## TASK DIRECTIONS
Output the data word for word, dropping every image.

## Dataset items
_ _ _

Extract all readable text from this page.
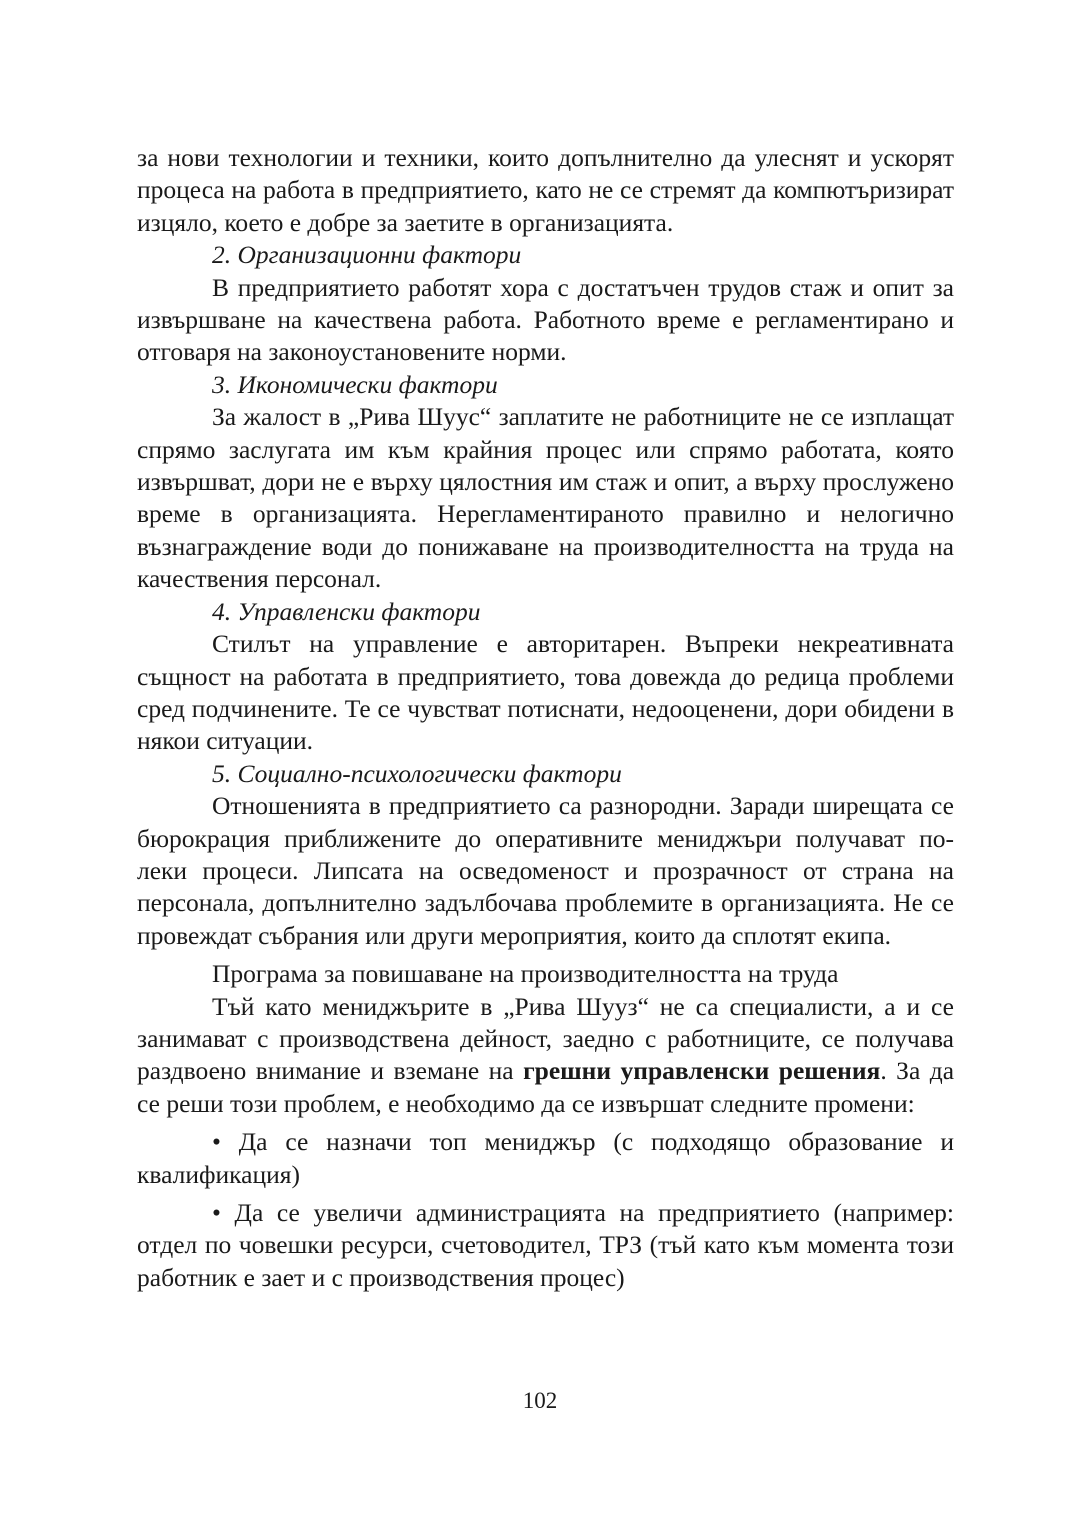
за нови технологии и техники, които допълнително да улеснят и ускорят процеса на работа в предприятието, като не се стремят да компютъризират изцяло, което е добре за заетите в организацията.

2. Организационни фактори

В предприятието работят хора с достатъчен трудов стаж и опит за извършване на качествена работа. Работното време е регламентирано и отговаря на законоустановените норми.

3. Икономически фактори

За жалост в „Рива Шуус“ заплатите не работниците не се изплащат спрямо заслугата им към крайния процес или спрямо работата, която извършват, дори не е върху цялостния им стаж и опит, а върху прослужено време в организацията. Нерегламентираното правилно и нелогично възнаграждение води до понижаване на производителността на труда на качествения персонал.

4. Управленски фактори

Стилът на управление е авторитарен. Въпреки некреативната същност на работата в предприятието, това довежда до редица проблеми сред подчинените. Те се чувстват потиснати, недооценени, дори обидени в някои ситуации.

5. Социално-психологически фактори

Отношенията в предприятието са разнородни. Заради ширещата се бюрокрация приближените до оперативните мениджъри получават по-леки процеси. Липсата на осведоменост и прозрачност от страна на персонала, допълнително задълбочава проблемите в организацията. Не се провеждат събрания или други мероприятия, които да сплотят екипа.

Програма за повишаване на производителността на труда

Тъй като мениджърите в „Рива Шууз“ не са специалисти, а и се занимават с производствена дейност, заедно с работниците, се получава раздвоено внимание и вземане на грешни управленски решения. За да се реши този проблем, е необходимо да се извършат следните промени:

• Да се назначи топ мениджър (с подходящо образование и квалификация)

• Да се увеличи администрацията на предприятието (например: отдел по човешки ресурси, счетоводител, ТРЗ (тъй като към момента този работник е зает и с производствения процес)

102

_ _ _

## EXERCISE ANSWER
Extract all readable text from this page.
за нови технологии и техники, които допълнително да улеснят и ускорят процеса на работа в предприятието, като не се стремят да компютъризират изцяло, което е добре за заетите в организацията.

2. Организационни фактори

В предприятието работят хора с достатъчен трудов стаж и опит за извършване на качествена работа. Работното време е регламентирано и отговаря на законоустановените норми.

3. Икономически фактори

За жалост в „Рива Шуус“ заплатите не работниците не се изплащат спрямо заслугата им към крайния процес или спрямо работата, която извършват, дори не е върху цялостния им стаж и опит, а върху прослужено време в организацията. Нерегламентираното правилно и нелогично възнаграждение води до понижаване на производителността на труда на качествения персонал.

4. Управленски фактори

Стилът на управление е авторитарен. Въпреки некреативната същност на работата в предприятието, това довежда до редица проблеми сред подчинените. Те се чувстват потиснати, недооценени, дори обидени в някои ситуации.

5. Социално-психологически фактори

Отношенията в предприятието са разнородни. Заради ширещата се бюрокрация приближените до оперативните мениджъри получават по-леки процеси. Липсата на осведоменост и прозрачност от страна на персонала, допълнително задълбочава проблемите в организацията. Не се провеждат събрания или други мероприятия, които да сплотят екипа.

Програма за повишаване на производителността на труда

Тъй като мениджърите в „Рива Шууз“ не са специалисти, а и се занимават с производствена дейност, заедно с работниците, се получава раздвоено внимание и вземане на грешни управленски решения. За да се реши този проблем, е необходимо да се извършат следните промени:

• Да се назначи топ мениджър (с подходящо образование и квалификация)

• Да се увеличи администрацията на предприятието (например: отдел по човешки ресурси, счетоводител, ТРЗ (тъй като към момента този работник е зает и с производствения процес)

102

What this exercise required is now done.